- [Data listing]
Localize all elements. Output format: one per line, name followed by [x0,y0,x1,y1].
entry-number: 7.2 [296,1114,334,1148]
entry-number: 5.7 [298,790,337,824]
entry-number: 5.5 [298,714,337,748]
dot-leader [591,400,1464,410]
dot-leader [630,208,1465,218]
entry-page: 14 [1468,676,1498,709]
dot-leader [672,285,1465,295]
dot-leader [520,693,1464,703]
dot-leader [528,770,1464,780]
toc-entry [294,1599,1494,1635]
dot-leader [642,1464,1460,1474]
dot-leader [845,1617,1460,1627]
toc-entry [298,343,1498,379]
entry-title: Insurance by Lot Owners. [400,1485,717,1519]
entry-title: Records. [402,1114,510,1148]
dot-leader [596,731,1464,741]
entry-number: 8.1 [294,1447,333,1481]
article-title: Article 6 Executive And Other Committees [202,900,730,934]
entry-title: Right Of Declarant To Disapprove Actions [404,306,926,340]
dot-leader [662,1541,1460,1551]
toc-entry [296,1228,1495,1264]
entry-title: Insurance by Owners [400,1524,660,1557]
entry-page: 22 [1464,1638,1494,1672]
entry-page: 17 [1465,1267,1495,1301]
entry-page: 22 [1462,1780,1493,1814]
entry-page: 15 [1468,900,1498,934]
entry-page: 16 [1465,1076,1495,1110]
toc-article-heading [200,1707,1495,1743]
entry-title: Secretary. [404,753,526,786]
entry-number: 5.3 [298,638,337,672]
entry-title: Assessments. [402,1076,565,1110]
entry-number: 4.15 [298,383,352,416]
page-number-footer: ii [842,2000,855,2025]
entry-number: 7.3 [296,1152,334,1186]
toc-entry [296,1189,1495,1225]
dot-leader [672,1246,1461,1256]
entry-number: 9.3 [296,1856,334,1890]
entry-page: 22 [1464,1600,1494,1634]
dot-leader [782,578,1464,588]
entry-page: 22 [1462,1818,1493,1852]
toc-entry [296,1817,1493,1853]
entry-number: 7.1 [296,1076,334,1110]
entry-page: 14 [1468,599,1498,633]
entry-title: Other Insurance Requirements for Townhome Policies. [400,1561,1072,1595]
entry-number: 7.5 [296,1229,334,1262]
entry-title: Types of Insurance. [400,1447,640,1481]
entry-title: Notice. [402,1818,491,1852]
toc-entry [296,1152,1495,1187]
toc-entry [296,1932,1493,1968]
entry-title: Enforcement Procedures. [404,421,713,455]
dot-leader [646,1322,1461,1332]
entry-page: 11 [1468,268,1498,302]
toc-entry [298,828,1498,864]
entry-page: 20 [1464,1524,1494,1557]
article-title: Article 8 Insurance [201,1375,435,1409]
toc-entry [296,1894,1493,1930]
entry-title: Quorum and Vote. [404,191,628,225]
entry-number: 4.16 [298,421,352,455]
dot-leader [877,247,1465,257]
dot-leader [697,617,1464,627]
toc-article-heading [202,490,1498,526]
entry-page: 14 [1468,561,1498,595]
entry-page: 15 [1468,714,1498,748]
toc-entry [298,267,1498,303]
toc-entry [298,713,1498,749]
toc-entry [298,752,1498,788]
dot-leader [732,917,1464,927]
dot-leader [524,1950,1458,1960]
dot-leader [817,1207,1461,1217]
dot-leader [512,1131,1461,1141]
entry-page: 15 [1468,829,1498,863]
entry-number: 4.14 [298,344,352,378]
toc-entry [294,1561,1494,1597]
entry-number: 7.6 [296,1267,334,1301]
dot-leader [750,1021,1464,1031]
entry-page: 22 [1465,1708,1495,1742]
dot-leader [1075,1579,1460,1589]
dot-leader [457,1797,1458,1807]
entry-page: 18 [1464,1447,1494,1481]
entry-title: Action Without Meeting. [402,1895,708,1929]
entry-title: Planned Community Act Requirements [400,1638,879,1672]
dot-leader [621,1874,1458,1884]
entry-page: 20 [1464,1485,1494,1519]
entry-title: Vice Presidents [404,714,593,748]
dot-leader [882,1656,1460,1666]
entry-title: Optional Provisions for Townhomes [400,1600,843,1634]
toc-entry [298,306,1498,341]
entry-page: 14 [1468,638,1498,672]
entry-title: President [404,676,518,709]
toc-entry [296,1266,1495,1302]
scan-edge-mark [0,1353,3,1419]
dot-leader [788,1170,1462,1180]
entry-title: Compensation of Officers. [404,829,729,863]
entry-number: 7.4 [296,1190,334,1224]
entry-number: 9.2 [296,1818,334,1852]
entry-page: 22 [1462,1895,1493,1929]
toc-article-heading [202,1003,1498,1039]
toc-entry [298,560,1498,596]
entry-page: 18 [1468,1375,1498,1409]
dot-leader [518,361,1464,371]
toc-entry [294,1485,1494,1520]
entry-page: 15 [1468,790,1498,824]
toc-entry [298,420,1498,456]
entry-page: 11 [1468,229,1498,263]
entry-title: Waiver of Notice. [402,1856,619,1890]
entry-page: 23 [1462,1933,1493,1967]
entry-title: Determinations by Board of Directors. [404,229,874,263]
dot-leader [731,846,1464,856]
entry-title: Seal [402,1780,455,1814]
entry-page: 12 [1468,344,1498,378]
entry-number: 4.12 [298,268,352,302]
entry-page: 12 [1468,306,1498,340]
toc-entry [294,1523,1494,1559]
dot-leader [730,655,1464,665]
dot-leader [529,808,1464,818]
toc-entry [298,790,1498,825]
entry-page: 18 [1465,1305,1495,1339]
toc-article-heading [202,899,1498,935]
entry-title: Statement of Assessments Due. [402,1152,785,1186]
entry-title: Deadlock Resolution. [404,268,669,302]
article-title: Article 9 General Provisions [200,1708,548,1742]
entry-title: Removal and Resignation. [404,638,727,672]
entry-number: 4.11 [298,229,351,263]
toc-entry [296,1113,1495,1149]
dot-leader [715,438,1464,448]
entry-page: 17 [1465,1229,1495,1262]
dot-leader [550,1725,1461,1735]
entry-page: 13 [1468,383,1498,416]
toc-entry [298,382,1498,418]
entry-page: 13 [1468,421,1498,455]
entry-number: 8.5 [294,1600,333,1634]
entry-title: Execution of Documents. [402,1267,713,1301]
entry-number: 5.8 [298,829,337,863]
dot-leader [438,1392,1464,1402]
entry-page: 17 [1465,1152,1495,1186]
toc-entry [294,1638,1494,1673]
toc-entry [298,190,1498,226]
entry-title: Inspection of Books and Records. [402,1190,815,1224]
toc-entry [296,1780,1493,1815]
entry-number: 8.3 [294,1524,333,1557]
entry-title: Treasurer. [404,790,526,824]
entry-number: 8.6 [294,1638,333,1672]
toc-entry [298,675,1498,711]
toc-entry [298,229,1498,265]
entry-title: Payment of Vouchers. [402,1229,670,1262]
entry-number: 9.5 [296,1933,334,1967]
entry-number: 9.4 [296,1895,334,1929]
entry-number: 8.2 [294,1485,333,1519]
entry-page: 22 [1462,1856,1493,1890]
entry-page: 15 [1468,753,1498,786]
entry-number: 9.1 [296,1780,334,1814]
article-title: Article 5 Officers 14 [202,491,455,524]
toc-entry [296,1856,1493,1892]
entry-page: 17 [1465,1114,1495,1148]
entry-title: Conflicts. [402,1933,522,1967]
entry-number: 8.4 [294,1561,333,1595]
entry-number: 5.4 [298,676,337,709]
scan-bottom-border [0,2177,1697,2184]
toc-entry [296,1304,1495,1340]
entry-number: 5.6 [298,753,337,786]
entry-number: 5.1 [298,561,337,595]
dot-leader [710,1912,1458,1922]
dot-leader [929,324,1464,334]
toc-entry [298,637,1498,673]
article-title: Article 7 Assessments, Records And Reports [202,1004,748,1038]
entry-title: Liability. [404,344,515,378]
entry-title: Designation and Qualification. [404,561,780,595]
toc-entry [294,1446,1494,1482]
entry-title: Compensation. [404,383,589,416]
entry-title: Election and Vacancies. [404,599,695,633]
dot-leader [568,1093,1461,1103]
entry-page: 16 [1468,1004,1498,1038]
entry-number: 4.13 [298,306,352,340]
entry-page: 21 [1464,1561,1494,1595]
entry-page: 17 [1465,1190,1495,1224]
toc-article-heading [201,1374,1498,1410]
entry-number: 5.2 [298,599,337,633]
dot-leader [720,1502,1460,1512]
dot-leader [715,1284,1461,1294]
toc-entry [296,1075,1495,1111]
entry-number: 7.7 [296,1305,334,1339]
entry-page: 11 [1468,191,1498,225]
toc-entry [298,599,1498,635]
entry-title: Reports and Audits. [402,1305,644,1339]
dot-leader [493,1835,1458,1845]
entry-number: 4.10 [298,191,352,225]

- [Exercise objective]
Repeat the items above verbatim, starting with the first line of the items and ending with the line containing "toc-entry [298,828,1498,864]", with both of those lines included.

- [Solution to the problem]
Localize all elements. Output format: one per line, name followed by [x0,y0,x1,y1].
entry-number: 7.2 [296,1114,334,1148]
entry-number: 5.7 [298,790,337,824]
entry-number: 5.5 [298,714,337,748]
dot-leader [591,400,1464,410]
dot-leader [630,208,1465,218]
entry-page: 14 [1468,676,1498,709]
dot-leader [672,285,1465,295]
dot-leader [520,693,1464,703]
dot-leader [528,770,1464,780]
toc-entry [294,1599,1494,1635]
dot-leader [642,1464,1460,1474]
dot-leader [845,1617,1460,1627]
toc-entry [298,343,1498,379]
entry-title: Insurance by Lot Owners. [400,1485,717,1519]
entry-title: Records. [402,1114,510,1148]
dot-leader [596,731,1464,741]
entry-number: 8.1 [294,1447,333,1481]
article-title: Article 6 Executive And Other Committees [202,900,730,934]
entry-title: Right Of Declarant To Disapprove Actions [404,306,926,340]
dot-leader [662,1541,1460,1551]
toc-entry [296,1228,1495,1264]
entry-title: Insurance by Owners [400,1524,660,1557]
entry-page: 22 [1464,1638,1494,1672]
entry-page: 17 [1465,1267,1495,1301]
entry-page: 22 [1462,1780,1493,1814]
entry-page: 15 [1468,900,1498,934]
entry-page: 16 [1465,1076,1495,1110]
toc-article-heading [200,1707,1495,1743]
entry-title: Secretary. [404,753,526,786]
entry-number: 5.3 [298,638,337,672]
entry-title: Assessments. [402,1076,565,1110]
entry-number: 4.15 [298,383,352,416]
page-number-footer: ii [842,2000,855,2025]
entry-number: 7.3 [296,1152,334,1186]
toc-entry [296,1189,1495,1225]
dot-leader [672,1246,1461,1256]
entry-number: 9.3 [296,1856,334,1890]
entry-page: 22 [1464,1600,1494,1634]
dot-leader [782,578,1464,588]
entry-page: 22 [1462,1818,1493,1852]
toc-entry [296,1817,1493,1853]
entry-number: 7.1 [296,1076,334,1110]
entry-page: 14 [1468,599,1498,633]
entry-title: Other Insurance Requirements for Townhome Policies. [400,1561,1072,1595]
entry-number: 7.5 [296,1229,334,1262]
entry-title: Types of Insurance. [400,1447,640,1481]
entry-title: Notice. [402,1818,491,1852]
toc-entry [296,1152,1495,1187]
toc-entry [296,1932,1493,1968]
entry-title: Enforcement Procedures. [404,421,713,455]
dot-leader [646,1322,1461,1332]
entry-page: 11 [1468,268,1498,302]
toc-entry [298,828,1498,864]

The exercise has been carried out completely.